▶ [Problem requirements] Return each line holding the string "Ordinaria".

◆ ◆ ◆ ◆ ◆ ◆ ◆

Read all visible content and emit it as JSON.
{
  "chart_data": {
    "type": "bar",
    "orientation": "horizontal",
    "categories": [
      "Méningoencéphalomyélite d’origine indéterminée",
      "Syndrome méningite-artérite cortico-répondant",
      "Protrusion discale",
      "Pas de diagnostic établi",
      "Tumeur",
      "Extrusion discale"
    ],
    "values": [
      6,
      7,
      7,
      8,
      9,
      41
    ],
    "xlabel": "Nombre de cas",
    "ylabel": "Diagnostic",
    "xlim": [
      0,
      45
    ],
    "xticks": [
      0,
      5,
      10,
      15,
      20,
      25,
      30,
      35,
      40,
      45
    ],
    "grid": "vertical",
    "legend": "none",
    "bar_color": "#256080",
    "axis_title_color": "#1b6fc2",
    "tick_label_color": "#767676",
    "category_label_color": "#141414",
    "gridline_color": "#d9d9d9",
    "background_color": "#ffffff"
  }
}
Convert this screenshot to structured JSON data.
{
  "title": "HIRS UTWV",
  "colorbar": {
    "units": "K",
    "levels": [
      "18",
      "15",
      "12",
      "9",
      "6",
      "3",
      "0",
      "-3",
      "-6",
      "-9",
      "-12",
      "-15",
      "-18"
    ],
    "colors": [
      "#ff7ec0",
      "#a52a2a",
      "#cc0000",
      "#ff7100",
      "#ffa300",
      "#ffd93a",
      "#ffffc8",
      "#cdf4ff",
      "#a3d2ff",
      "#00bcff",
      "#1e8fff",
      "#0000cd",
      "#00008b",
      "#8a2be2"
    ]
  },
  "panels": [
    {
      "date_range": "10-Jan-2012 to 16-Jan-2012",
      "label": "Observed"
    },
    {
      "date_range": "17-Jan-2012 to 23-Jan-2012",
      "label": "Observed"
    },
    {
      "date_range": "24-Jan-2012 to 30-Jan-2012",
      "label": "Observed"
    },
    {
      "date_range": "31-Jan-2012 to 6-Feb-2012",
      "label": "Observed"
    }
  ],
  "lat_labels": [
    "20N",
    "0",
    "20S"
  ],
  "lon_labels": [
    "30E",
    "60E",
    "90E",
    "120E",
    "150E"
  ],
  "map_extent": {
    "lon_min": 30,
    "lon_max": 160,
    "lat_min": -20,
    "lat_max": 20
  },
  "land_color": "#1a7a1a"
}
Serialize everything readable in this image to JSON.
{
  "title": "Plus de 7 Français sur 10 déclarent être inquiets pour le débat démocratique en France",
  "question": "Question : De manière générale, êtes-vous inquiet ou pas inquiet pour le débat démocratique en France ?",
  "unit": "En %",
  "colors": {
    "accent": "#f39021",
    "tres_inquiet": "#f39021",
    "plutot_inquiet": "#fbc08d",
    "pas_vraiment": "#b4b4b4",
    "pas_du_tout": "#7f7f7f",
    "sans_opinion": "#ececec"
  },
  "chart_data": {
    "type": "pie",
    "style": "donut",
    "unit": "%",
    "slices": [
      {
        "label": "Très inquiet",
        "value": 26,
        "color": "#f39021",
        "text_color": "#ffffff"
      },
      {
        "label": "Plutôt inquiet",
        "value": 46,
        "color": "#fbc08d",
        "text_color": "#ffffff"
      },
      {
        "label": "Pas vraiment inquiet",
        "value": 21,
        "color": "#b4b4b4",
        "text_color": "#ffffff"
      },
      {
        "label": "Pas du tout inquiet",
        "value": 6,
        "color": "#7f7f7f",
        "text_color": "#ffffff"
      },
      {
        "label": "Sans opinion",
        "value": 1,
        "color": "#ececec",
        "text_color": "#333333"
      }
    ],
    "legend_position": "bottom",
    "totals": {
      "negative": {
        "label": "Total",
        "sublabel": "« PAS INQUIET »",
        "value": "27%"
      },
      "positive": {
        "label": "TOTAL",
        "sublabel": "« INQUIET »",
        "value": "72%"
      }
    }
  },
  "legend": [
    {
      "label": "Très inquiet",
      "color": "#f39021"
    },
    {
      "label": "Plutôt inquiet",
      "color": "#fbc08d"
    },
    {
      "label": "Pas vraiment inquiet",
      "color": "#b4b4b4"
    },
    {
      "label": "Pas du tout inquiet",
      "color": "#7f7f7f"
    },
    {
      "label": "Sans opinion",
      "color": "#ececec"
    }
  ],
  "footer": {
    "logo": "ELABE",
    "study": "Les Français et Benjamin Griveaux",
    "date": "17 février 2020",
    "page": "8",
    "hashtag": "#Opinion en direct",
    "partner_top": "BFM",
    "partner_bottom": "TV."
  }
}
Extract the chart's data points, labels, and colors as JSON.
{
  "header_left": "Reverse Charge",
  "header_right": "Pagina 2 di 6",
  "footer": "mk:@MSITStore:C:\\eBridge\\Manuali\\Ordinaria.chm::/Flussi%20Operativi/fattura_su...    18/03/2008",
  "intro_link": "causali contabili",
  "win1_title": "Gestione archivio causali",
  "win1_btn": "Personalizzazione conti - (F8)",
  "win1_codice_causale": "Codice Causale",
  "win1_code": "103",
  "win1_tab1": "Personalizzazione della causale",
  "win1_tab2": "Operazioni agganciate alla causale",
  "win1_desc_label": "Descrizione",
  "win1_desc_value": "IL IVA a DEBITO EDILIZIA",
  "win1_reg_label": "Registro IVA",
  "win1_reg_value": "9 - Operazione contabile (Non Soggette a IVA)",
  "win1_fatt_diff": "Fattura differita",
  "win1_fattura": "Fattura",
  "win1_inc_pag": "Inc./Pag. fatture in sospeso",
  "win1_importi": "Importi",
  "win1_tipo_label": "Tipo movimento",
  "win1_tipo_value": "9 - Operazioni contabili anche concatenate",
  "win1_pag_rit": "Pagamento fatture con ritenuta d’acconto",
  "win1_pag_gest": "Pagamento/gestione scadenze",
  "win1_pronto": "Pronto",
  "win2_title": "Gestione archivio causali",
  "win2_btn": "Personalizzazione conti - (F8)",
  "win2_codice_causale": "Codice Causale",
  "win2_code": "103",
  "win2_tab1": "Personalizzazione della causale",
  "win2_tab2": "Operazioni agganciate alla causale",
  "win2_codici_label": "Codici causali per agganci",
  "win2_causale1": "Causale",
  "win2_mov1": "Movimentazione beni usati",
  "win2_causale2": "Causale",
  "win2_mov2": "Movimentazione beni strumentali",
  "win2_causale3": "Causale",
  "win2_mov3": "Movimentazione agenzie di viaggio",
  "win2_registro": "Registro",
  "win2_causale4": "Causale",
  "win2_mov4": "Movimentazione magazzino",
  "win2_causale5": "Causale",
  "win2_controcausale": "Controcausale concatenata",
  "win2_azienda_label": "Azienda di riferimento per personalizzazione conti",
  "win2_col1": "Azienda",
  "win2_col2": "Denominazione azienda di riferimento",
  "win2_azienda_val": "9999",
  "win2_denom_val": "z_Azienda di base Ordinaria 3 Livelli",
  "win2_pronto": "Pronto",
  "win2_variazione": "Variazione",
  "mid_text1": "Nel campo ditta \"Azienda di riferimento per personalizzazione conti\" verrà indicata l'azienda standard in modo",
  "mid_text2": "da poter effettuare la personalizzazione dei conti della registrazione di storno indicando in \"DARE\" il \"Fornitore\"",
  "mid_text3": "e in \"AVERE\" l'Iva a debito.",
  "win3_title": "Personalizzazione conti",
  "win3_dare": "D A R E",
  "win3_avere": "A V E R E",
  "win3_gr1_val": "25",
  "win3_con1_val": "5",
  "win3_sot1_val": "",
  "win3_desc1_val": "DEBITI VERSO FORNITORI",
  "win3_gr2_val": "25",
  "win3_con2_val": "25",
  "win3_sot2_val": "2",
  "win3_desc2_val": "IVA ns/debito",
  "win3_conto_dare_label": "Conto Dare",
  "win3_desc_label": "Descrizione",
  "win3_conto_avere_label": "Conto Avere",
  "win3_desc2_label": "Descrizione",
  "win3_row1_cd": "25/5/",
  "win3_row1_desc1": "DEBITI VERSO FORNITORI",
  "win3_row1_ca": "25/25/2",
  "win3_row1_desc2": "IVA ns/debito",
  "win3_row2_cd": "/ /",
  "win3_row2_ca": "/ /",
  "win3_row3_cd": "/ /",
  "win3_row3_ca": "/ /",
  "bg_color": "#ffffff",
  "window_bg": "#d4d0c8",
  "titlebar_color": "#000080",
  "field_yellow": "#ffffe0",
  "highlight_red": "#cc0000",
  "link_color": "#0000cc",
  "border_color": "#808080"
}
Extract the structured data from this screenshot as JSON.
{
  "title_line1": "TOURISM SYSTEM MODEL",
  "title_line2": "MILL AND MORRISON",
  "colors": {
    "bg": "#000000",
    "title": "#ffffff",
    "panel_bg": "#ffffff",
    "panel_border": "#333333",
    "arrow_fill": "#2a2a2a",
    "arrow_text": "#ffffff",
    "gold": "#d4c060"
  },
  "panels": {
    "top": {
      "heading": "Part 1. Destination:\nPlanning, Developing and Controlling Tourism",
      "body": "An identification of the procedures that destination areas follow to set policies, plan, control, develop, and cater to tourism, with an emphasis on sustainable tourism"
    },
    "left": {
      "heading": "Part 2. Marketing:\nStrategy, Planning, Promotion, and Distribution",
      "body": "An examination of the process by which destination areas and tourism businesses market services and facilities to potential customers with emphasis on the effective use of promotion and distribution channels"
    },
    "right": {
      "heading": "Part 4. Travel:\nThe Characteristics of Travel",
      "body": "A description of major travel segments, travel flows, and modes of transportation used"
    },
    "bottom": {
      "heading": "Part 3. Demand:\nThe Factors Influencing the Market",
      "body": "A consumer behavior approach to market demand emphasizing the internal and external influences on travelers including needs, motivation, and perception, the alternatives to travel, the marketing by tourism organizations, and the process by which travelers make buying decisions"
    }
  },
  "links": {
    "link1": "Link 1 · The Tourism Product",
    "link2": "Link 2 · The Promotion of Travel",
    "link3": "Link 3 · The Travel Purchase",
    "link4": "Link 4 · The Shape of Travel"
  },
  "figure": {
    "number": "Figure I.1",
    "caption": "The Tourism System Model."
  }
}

◆ ◆ ◆ ◆ ◆ ◆ ◆

▶ [Finished task]
  "footer": "mk:@MSITStore:C:\\eBridge\\Manuali\\Ordinaria.chm::/Flussi%20Operativi/fattura_su...    18/03/2008",
  "win2_denom_val": "z_Azienda di base Ordinaria 3 Livelli",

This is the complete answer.